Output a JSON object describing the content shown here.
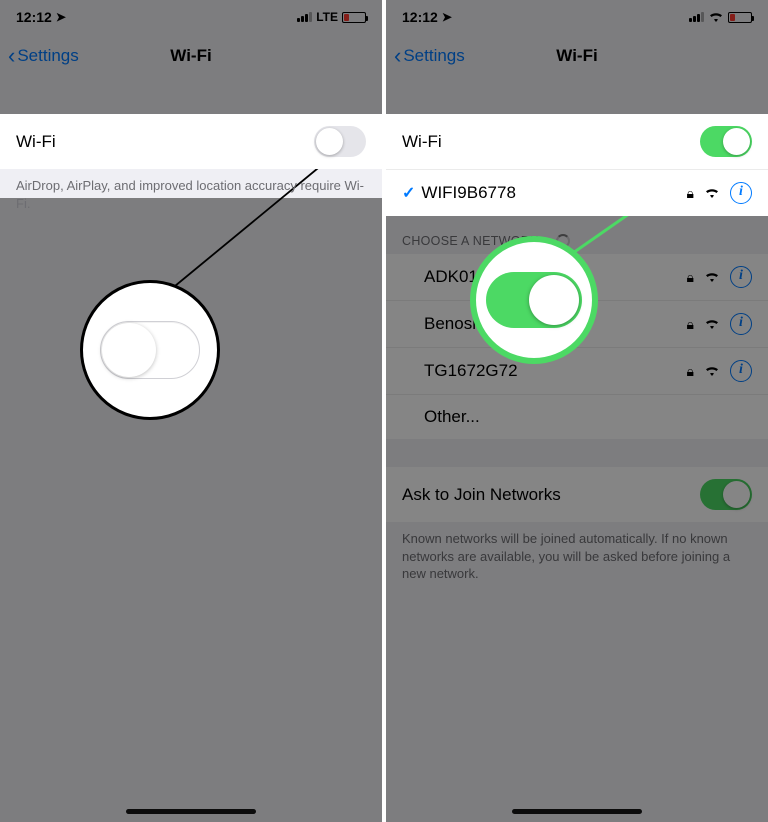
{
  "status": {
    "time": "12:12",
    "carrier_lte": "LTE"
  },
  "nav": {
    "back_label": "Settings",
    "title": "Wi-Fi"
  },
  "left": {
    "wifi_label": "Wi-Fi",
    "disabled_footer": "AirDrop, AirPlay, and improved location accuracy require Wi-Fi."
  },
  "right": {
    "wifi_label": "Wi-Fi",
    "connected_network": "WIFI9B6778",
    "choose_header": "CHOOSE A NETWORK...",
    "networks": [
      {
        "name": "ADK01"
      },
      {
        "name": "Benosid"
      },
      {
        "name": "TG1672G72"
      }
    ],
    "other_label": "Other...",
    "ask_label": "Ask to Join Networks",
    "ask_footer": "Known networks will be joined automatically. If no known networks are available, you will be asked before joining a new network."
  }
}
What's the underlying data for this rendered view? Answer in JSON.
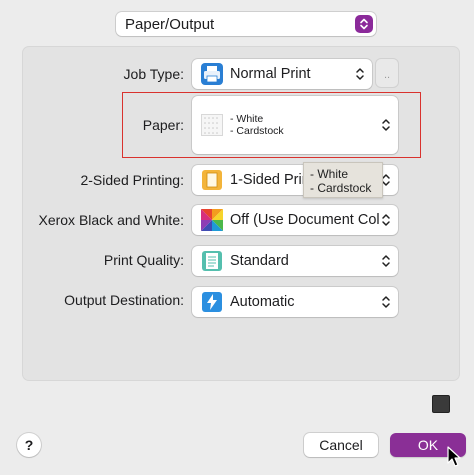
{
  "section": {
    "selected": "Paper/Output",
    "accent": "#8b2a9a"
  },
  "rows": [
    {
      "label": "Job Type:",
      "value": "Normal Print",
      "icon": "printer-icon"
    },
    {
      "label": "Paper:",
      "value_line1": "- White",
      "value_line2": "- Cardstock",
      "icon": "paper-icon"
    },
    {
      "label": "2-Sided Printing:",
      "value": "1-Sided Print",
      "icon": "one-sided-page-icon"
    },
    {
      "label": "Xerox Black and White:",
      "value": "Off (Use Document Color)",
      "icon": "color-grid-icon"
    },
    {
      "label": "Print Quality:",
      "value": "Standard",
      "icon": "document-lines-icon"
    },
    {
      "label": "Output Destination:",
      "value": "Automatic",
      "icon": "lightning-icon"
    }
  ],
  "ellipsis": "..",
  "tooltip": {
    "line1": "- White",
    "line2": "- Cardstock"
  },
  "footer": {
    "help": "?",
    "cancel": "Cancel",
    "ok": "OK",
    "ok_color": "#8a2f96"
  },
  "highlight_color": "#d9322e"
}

### Task goal
Except for the pictures, print the data above exactly.

### Response to the exercise
Output a JSON object describing the content shown here.
{
  "status": {
    "time": "12:12",
    "carrier_lte": "LTE"
  },
  "nav": {
    "back_label": "Settings",
    "title": "Wi-Fi"
  },
  "left": {
    "wifi_label": "Wi-Fi",
    "disabled_footer": "AirDrop, AirPlay, and improved location accuracy require Wi-Fi."
  },
  "right": {
    "wifi_label": "Wi-Fi",
    "connected_network": "WIFI9B6778",
    "choose_header": "CHOOSE A NETWORK...",
    "networks": [
      {
        "name": "ADK01"
      },
      {
        "name": "Benosid"
      },
      {
        "name": "TG1672G72"
      }
    ],
    "other_label": "Other...",
    "ask_label": "Ask to Join Networks",
    "ask_footer": "Known networks will be joined automatically. If no known networks are available, you will be asked before joining a new network."
  }
}
What's the underlying data for this rendered view? Answer in JSON.
{
  "section": {
    "selected": "Paper/Output",
    "accent": "#8b2a9a"
  },
  "rows": [
    {
      "label": "Job Type:",
      "value": "Normal Print",
      "icon": "printer-icon"
    },
    {
      "label": "Paper:",
      "value_line1": "- White",
      "value_line2": "- Cardstock",
      "icon": "paper-icon"
    },
    {
      "label": "2-Sided Printing:",
      "value": "1-Sided Print",
      "icon": "one-sided-page-icon"
    },
    {
      "label": "Xerox Black and White:",
      "value": "Off (Use Document Color)",
      "icon": "color-grid-icon"
    },
    {
      "label": "Print Quality:",
      "value": "Standard",
      "icon": "document-lines-icon"
    },
    {
      "label": "Output Destination:",
      "value": "Automatic",
      "icon": "lightning-icon"
    }
  ],
  "ellipsis": "..",
  "tooltip": {
    "line1": "- White",
    "line2": "- Cardstock"
  },
  "footer": {
    "help": "?",
    "cancel": "Cancel",
    "ok": "OK",
    "ok_color": "#8a2f96"
  },
  "highlight_color": "#d9322e"
}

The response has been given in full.